- [Your task] Locate the lines that hold the string "screenshot". Copy every such line.

- [Input for this task]
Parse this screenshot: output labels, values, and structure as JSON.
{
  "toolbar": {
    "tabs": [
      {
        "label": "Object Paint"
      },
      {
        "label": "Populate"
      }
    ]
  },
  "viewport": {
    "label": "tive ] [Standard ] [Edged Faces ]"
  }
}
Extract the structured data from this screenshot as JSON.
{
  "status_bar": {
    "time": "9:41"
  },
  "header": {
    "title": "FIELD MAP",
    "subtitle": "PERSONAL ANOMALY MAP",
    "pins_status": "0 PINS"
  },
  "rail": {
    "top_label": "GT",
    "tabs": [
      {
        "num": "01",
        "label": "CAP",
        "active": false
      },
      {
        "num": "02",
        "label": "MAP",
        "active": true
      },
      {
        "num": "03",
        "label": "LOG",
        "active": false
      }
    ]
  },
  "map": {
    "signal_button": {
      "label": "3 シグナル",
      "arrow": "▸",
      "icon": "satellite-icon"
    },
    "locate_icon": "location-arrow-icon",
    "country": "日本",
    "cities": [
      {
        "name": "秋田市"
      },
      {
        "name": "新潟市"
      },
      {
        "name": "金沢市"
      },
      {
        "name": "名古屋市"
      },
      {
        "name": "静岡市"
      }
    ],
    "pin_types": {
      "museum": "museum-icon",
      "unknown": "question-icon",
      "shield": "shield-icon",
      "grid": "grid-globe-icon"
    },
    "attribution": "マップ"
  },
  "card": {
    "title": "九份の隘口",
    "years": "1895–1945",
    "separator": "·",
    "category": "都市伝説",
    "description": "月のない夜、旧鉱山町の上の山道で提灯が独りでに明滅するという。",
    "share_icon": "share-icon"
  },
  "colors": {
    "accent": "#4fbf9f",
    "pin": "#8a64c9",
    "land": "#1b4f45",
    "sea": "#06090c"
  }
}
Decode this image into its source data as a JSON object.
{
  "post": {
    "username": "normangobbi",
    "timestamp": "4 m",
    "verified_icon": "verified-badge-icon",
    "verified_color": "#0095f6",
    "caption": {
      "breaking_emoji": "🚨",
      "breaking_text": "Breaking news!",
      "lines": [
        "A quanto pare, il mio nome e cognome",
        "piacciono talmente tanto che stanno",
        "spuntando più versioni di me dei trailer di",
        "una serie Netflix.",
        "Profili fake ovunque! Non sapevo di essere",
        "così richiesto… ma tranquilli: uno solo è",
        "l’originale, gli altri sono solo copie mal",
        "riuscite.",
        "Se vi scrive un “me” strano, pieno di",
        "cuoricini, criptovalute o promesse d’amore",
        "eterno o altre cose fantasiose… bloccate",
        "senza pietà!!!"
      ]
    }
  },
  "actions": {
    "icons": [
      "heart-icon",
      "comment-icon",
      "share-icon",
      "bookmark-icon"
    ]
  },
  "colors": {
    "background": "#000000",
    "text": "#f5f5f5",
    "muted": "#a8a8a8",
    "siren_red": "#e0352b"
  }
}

- [Response]
Parse this screenshot: output labels, values, and structure as JSON.
Extract the structured data from this screenshot as JSON.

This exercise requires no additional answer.